◆ **EXERCISE**: Lines holding the string "FAMIP" are the ones to copy; find them all in the data.

◆ **SUPPLIED DATA**:
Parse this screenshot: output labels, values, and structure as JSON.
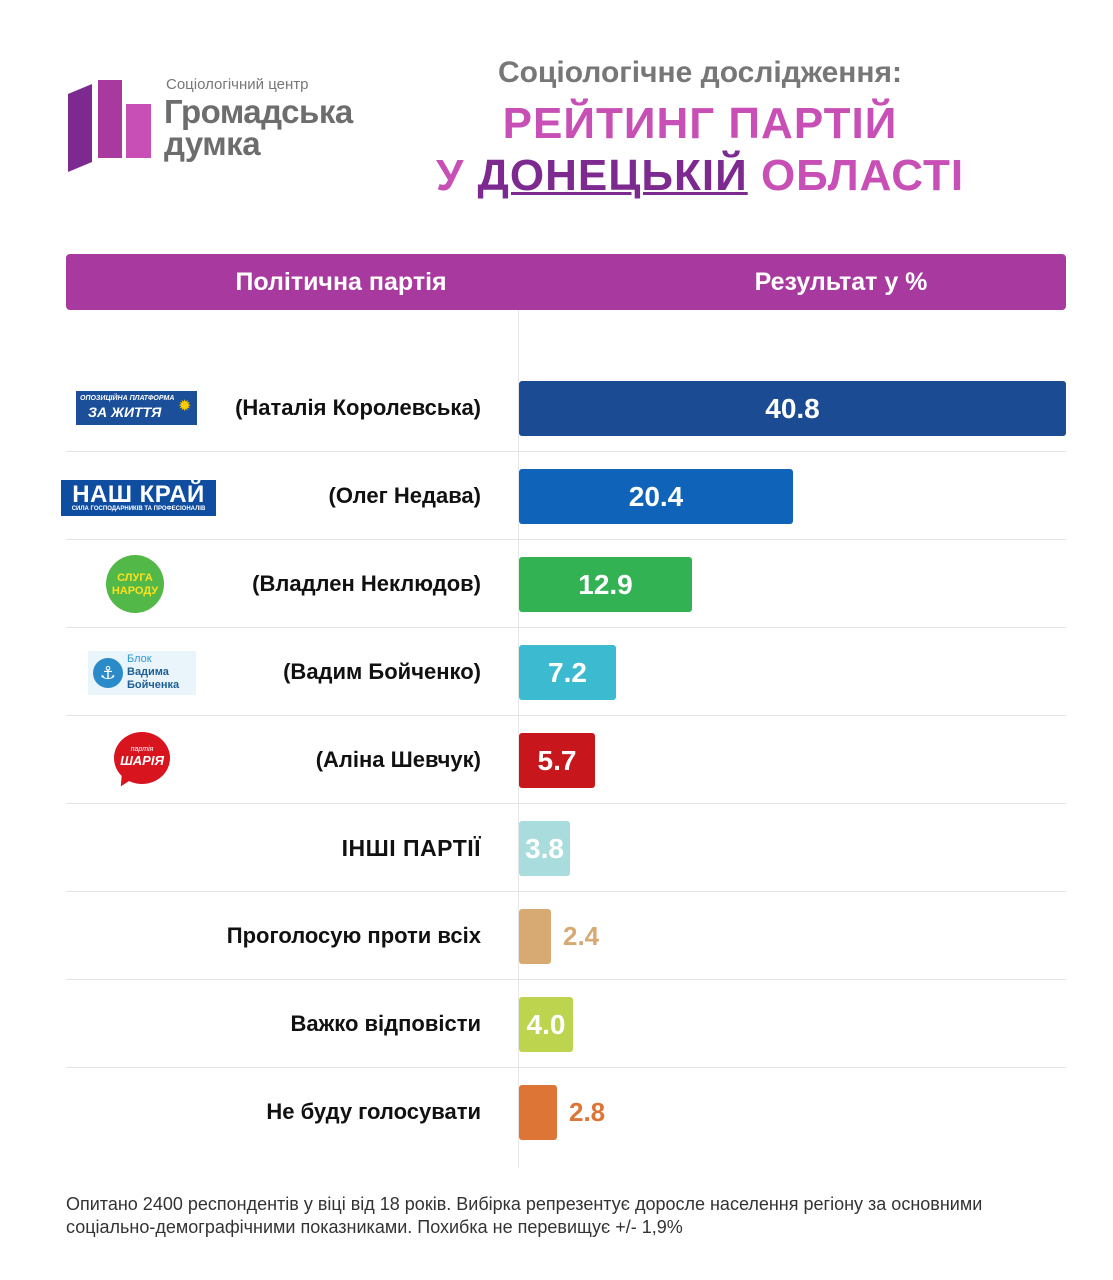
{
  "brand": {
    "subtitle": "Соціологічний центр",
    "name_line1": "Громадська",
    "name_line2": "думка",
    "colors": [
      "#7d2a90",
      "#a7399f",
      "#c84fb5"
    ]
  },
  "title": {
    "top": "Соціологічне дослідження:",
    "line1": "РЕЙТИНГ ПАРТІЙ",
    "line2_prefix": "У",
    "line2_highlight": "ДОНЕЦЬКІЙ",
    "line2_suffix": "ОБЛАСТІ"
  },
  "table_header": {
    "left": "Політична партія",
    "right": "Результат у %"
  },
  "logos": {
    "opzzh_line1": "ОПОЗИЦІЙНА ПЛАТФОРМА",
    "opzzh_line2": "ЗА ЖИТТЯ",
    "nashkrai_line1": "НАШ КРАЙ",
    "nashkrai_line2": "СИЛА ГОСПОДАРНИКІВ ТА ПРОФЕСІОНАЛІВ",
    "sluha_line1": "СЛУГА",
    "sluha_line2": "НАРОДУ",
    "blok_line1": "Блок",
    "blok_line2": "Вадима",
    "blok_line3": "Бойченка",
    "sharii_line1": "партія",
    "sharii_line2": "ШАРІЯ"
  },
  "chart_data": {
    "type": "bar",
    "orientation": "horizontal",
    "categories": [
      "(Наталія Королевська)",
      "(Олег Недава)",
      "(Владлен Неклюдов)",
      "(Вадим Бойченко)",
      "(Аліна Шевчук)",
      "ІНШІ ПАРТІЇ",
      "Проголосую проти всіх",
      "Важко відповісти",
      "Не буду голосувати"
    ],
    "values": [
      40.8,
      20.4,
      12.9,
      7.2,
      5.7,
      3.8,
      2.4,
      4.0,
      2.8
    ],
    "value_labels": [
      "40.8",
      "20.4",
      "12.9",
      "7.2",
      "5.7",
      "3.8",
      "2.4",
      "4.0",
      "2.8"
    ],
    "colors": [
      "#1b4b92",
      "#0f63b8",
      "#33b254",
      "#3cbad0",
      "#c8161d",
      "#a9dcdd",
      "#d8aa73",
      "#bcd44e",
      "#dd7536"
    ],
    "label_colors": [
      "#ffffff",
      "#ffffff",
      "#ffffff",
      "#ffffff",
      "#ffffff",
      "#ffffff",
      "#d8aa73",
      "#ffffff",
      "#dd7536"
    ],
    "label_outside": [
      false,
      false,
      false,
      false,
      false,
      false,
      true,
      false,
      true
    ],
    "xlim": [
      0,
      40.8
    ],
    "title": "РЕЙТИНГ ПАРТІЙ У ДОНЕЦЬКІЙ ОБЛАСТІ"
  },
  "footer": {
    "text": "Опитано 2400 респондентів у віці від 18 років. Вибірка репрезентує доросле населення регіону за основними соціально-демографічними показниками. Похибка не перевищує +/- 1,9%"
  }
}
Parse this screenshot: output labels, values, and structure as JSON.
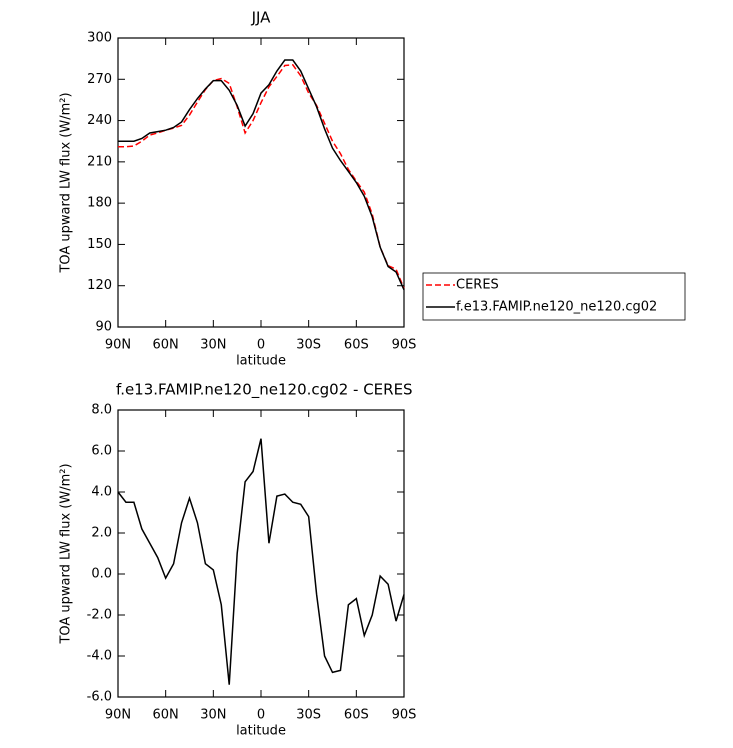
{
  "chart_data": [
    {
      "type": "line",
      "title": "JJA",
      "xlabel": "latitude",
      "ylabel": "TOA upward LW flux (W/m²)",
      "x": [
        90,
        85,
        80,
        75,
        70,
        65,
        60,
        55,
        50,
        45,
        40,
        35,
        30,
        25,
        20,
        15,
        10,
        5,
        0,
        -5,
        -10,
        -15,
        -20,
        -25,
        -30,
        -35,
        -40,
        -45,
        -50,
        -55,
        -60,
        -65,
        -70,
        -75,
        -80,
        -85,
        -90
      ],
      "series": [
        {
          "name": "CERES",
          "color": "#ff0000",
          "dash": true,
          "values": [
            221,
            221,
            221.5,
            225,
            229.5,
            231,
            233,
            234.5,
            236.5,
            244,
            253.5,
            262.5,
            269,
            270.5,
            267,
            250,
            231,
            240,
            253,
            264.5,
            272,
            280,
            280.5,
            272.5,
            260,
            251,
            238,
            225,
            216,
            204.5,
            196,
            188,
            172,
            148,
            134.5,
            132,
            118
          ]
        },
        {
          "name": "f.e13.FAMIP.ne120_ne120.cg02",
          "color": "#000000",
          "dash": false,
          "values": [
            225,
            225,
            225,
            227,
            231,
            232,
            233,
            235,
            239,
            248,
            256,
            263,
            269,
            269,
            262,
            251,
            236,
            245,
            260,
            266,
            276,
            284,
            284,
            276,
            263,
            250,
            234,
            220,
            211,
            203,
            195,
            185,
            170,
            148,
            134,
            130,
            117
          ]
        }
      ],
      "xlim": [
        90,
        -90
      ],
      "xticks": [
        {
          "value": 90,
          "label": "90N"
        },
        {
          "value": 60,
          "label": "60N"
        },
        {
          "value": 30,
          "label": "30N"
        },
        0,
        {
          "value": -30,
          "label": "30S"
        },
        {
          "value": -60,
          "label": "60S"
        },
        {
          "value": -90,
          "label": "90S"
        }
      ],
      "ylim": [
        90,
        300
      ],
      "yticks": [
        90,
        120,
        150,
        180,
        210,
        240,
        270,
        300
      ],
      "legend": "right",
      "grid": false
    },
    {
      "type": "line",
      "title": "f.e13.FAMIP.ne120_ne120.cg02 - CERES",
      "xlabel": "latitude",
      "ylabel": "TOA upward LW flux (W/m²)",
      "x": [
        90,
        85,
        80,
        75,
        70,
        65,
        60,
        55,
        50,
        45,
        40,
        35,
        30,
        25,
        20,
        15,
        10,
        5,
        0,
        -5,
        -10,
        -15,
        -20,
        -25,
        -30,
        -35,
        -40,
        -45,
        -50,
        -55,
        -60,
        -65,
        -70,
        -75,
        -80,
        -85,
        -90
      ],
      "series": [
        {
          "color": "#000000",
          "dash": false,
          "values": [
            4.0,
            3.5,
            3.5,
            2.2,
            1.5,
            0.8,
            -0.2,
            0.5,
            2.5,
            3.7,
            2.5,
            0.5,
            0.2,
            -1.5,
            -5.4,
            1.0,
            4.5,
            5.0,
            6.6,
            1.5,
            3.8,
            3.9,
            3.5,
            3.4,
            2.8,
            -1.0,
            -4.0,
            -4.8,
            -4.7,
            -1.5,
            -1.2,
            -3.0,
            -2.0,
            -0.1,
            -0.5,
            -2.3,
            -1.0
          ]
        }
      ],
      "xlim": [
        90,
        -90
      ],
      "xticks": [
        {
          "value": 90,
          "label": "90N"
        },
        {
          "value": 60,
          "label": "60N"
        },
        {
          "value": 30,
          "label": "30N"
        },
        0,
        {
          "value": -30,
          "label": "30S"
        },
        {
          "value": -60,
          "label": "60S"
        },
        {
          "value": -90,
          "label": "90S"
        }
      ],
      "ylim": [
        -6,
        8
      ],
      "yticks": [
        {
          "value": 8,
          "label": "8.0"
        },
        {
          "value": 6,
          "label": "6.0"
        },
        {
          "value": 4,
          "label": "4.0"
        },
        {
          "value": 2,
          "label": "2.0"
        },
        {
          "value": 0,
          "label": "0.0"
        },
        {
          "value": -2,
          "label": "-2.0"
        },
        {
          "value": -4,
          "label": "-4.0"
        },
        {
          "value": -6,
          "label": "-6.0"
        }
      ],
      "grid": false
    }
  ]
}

◆ **OUTPUT OF THE EXERCISE**:
          "name": "f.e13.FAMIP.ne120_ne120.cg02",
      "title": "f.e13.FAMIP.ne120_ne120.cg02 - CERES",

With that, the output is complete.